What this task involves:
Give back all the data exactly, line by line.

Provided entries:
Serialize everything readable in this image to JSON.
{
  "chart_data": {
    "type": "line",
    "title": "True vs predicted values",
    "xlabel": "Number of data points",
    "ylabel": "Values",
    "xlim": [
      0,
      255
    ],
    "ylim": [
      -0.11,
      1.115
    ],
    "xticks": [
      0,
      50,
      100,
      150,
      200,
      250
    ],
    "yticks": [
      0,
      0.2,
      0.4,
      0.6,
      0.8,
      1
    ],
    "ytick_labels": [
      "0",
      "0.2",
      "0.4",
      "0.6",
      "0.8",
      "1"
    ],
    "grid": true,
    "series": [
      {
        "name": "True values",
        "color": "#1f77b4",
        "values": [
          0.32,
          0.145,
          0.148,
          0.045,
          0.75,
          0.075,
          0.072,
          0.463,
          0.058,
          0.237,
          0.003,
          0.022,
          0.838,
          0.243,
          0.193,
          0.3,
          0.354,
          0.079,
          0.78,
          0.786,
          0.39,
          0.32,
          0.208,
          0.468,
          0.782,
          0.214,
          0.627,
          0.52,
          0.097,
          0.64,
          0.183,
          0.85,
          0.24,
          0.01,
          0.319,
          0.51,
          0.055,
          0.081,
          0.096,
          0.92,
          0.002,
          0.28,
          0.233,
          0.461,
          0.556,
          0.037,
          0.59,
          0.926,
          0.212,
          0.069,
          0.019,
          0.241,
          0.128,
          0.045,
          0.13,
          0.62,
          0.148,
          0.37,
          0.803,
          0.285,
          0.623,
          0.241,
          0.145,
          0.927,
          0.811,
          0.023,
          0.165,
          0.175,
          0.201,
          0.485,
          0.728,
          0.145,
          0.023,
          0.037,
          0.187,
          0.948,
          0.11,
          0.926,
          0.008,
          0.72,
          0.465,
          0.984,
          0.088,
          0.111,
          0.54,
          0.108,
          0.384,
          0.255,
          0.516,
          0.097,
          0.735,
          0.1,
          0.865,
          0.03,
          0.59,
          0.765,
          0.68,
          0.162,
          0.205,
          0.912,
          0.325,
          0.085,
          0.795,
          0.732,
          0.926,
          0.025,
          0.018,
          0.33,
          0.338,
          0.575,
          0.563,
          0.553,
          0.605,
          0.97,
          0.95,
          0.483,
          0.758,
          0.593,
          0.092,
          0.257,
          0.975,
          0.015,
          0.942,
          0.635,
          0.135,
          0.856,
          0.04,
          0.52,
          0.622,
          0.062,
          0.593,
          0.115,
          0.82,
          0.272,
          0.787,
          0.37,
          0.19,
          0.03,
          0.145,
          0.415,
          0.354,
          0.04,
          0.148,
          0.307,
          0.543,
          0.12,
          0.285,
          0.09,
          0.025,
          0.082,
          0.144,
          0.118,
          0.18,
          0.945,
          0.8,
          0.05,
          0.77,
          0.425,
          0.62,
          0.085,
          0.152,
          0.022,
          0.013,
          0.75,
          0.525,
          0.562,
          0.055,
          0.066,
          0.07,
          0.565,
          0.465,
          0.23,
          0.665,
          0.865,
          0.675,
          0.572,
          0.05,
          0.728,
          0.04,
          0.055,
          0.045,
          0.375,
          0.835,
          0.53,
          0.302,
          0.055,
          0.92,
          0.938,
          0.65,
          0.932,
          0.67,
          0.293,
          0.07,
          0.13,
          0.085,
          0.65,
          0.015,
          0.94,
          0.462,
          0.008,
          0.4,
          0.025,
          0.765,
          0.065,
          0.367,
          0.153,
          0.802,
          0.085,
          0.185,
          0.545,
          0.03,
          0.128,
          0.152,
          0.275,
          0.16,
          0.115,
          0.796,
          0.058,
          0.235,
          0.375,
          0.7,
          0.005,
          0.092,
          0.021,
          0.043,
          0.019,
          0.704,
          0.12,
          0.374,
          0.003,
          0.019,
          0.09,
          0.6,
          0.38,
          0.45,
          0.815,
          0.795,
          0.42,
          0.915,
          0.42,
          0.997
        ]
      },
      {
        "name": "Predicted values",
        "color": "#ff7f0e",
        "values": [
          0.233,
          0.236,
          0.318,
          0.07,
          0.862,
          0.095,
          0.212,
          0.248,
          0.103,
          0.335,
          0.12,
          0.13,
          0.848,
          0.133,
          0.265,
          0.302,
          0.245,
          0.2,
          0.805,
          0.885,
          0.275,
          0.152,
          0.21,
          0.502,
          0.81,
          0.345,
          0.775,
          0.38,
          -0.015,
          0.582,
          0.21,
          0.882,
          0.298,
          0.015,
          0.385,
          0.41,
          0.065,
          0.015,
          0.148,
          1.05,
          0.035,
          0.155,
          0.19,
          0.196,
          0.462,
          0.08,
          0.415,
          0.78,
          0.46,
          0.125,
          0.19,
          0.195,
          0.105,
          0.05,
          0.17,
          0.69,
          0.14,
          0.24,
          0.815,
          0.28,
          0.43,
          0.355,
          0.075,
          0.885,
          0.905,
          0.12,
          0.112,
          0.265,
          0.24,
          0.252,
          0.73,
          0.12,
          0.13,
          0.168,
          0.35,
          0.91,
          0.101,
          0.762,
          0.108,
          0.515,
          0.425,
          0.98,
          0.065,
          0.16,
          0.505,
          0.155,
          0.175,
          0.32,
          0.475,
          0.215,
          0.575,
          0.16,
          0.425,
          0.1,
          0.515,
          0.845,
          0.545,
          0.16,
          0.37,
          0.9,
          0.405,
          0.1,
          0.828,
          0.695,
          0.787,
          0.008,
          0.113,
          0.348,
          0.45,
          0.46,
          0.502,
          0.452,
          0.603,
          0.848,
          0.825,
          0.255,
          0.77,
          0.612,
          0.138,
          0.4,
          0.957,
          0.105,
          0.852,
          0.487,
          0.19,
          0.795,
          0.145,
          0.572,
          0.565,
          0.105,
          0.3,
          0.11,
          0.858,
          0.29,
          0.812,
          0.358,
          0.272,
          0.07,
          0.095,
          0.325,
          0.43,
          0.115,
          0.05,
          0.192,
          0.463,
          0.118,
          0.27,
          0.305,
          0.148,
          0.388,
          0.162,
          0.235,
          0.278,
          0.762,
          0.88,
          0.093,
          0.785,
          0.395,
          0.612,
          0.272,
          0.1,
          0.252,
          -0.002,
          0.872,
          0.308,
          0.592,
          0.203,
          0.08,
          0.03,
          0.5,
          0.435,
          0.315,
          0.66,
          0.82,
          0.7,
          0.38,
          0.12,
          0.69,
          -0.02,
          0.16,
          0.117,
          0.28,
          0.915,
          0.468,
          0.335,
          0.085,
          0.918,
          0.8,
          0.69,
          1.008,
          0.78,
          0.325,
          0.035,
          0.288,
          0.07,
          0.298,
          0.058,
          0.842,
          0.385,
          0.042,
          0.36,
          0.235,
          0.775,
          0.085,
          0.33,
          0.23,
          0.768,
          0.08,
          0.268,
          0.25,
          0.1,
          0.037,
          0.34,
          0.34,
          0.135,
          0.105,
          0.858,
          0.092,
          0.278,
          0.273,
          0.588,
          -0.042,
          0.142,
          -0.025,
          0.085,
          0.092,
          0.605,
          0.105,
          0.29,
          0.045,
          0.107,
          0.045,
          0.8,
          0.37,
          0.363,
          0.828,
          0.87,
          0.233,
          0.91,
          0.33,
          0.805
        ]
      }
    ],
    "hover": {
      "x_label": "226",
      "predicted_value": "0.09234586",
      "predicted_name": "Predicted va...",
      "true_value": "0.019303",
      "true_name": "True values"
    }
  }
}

Complete output:
Serialize everything readable in this image to JSON.
{
  "chart_data": {
    "type": "line",
    "title": "True vs predicted values",
    "xlabel": "Number of data points",
    "ylabel": "Values",
    "xlim": [
      0,
      255
    ],
    "ylim": [
      -0.11,
      1.115
    ],
    "xticks": [
      0,
      50,
      100,
      150,
      200,
      250
    ],
    "yticks": [
      0,
      0.2,
      0.4,
      0.6,
      0.8,
      1
    ],
    "ytick_labels": [
      "0",
      "0.2",
      "0.4",
      "0.6",
      "0.8",
      "1"
    ],
    "grid": true,
    "series": [
      {
        "name": "True values",
        "color": "#1f77b4",
        "values": [
          0.32,
          0.145,
          0.148,
          0.045,
          0.75,
          0.075,
          0.072,
          0.463,
          0.058,
          0.237,
          0.003,
          0.022,
          0.838,
          0.243,
          0.193,
          0.3,
          0.354,
          0.079,
          0.78,
          0.786,
          0.39,
          0.32,
          0.208,
          0.468,
          0.782,
          0.214,
          0.627,
          0.52,
          0.097,
          0.64,
          0.183,
          0.85,
          0.24,
          0.01,
          0.319,
          0.51,
          0.055,
          0.081,
          0.096,
          0.92,
          0.002,
          0.28,
          0.233,
          0.461,
          0.556,
          0.037,
          0.59,
          0.926,
          0.212,
          0.069,
          0.019,
          0.241,
          0.128,
          0.045,
          0.13,
          0.62,
          0.148,
          0.37,
          0.803,
          0.285,
          0.623,
          0.241,
          0.145,
          0.927,
          0.811,
          0.023,
          0.165,
          0.175,
          0.201,
          0.485,
          0.728,
          0.145,
          0.023,
          0.037,
          0.187,
          0.948,
          0.11,
          0.926,
          0.008,
          0.72,
          0.465,
          0.984,
          0.088,
          0.111,
          0.54,
          0.108,
          0.384,
          0.255,
          0.516,
          0.097,
          0.735,
          0.1,
          0.865,
          0.03,
          0.59,
          0.765,
          0.68,
          0.162,
          0.205,
          0.912,
          0.325,
          0.085,
          0.795,
          0.732,
          0.926,
          0.025,
          0.018,
          0.33,
          0.338,
          0.575,
          0.563,
          0.553,
          0.605,
          0.97,
          0.95,
          0.483,
          0.758,
          0.593,
          0.092,
          0.257,
          0.975,
          0.015,
          0.942,
          0.635,
          0.135,
          0.856,
          0.04,
          0.52,
          0.622,
          0.062,
          0.593,
          0.115,
          0.82,
          0.272,
          0.787,
          0.37,
          0.19,
          0.03,
          0.145,
          0.415,
          0.354,
          0.04,
          0.148,
          0.307,
          0.543,
          0.12,
          0.285,
          0.09,
          0.025,
          0.082,
          0.144,
          0.118,
          0.18,
          0.945,
          0.8,
          0.05,
          0.77,
          0.425,
          0.62,
          0.085,
          0.152,
          0.022,
          0.013,
          0.75,
          0.525,
          0.562,
          0.055,
          0.066,
          0.07,
          0.565,
          0.465,
          0.23,
          0.665,
          0.865,
          0.675,
          0.572,
          0.05,
          0.728,
          0.04,
          0.055,
          0.045,
          0.375,
          0.835,
          0.53,
          0.302,
          0.055,
          0.92,
          0.938,
          0.65,
          0.932,
          0.67,
          0.293,
          0.07,
          0.13,
          0.085,
          0.65,
          0.015,
          0.94,
          0.462,
          0.008,
          0.4,
          0.025,
          0.765,
          0.065,
          0.367,
          0.153,
          0.802,
          0.085,
          0.185,
          0.545,
          0.03,
          0.128,
          0.152,
          0.275,
          0.16,
          0.115,
          0.796,
          0.058,
          0.235,
          0.375,
          0.7,
          0.005,
          0.092,
          0.021,
          0.043,
          0.019,
          0.704,
          0.12,
          0.374,
          0.003,
          0.019,
          0.09,
          0.6,
          0.38,
          0.45,
          0.815,
          0.795,
          0.42,
          0.915,
          0.42,
          0.997
        ]
      },
      {
        "name": "Predicted values",
        "color": "#ff7f0e",
        "values": [
          0.233,
          0.236,
          0.318,
          0.07,
          0.862,
          0.095,
          0.212,
          0.248,
          0.103,
          0.335,
          0.12,
          0.13,
          0.848,
          0.133,
          0.265,
          0.302,
          0.245,
          0.2,
          0.805,
          0.885,
          0.275,
          0.152,
          0.21,
          0.502,
          0.81,
          0.345,
          0.775,
          0.38,
          -0.015,
          0.582,
          0.21,
          0.882,
          0.298,
          0.015,
          0.385,
          0.41,
          0.065,
          0.015,
          0.148,
          1.05,
          0.035,
          0.155,
          0.19,
          0.196,
          0.462,
          0.08,
          0.415,
          0.78,
          0.46,
          0.125,
          0.19,
          0.195,
          0.105,
          0.05,
          0.17,
          0.69,
          0.14,
          0.24,
          0.815,
          0.28,
          0.43,
          0.355,
          0.075,
          0.885,
          0.905,
          0.12,
          0.112,
          0.265,
          0.24,
          0.252,
          0.73,
          0.12,
          0.13,
          0.168,
          0.35,
          0.91,
          0.101,
          0.762,
          0.108,
          0.515,
          0.425,
          0.98,
          0.065,
          0.16,
          0.505,
          0.155,
          0.175,
          0.32,
          0.475,
          0.215,
          0.575,
          0.16,
          0.425,
          0.1,
          0.515,
          0.845,
          0.545,
          0.16,
          0.37,
          0.9,
          0.405,
          0.1,
          0.828,
          0.695,
          0.787,
          0.008,
          0.113,
          0.348,
          0.45,
          0.46,
          0.502,
          0.452,
          0.603,
          0.848,
          0.825,
          0.255,
          0.77,
          0.612,
          0.138,
          0.4,
          0.957,
          0.105,
          0.852,
          0.487,
          0.19,
          0.795,
          0.145,
          0.572,
          0.565,
          0.105,
          0.3,
          0.11,
          0.858,
          0.29,
          0.812,
          0.358,
          0.272,
          0.07,
          0.095,
          0.325,
          0.43,
          0.115,
          0.05,
          0.192,
          0.463,
          0.118,
          0.27,
          0.305,
          0.148,
          0.388,
          0.162,
          0.235,
          0.278,
          0.762,
          0.88,
          0.093,
          0.785,
          0.395,
          0.612,
          0.272,
          0.1,
          0.252,
          -0.002,
          0.872,
          0.308,
          0.592,
          0.203,
          0.08,
          0.03,
          0.5,
          0.435,
          0.315,
          0.66,
          0.82,
          0.7,
          0.38,
          0.12,
          0.69,
          -0.02,
          0.16,
          0.117,
          0.28,
          0.915,
          0.468,
          0.335,
          0.085,
          0.918,
          0.8,
          0.69,
          1.008,
          0.78,
          0.325,
          0.035,
          0.288,
          0.07,
          0.298,
          0.058,
          0.842,
          0.385,
          0.042,
          0.36,
          0.235,
          0.775,
          0.085,
          0.33,
          0.23,
          0.768,
          0.08,
          0.268,
          0.25,
          0.1,
          0.037,
          0.34,
          0.34,
          0.135,
          0.105,
          0.858,
          0.092,
          0.278,
          0.273,
          0.588,
          -0.042,
          0.142,
          -0.025,
          0.085,
          0.092,
          0.605,
          0.105,
          0.29,
          0.045,
          0.107,
          0.045,
          0.8,
          0.37,
          0.363,
          0.828,
          0.87,
          0.233,
          0.91,
          0.33,
          0.805
        ]
      }
    ],
    "hover": {
      "x_label": "226",
      "predicted_value": "0.09234586",
      "predicted_name": "Predicted va...",
      "true_value": "0.019303",
      "true_name": "True values"
    }
  }
}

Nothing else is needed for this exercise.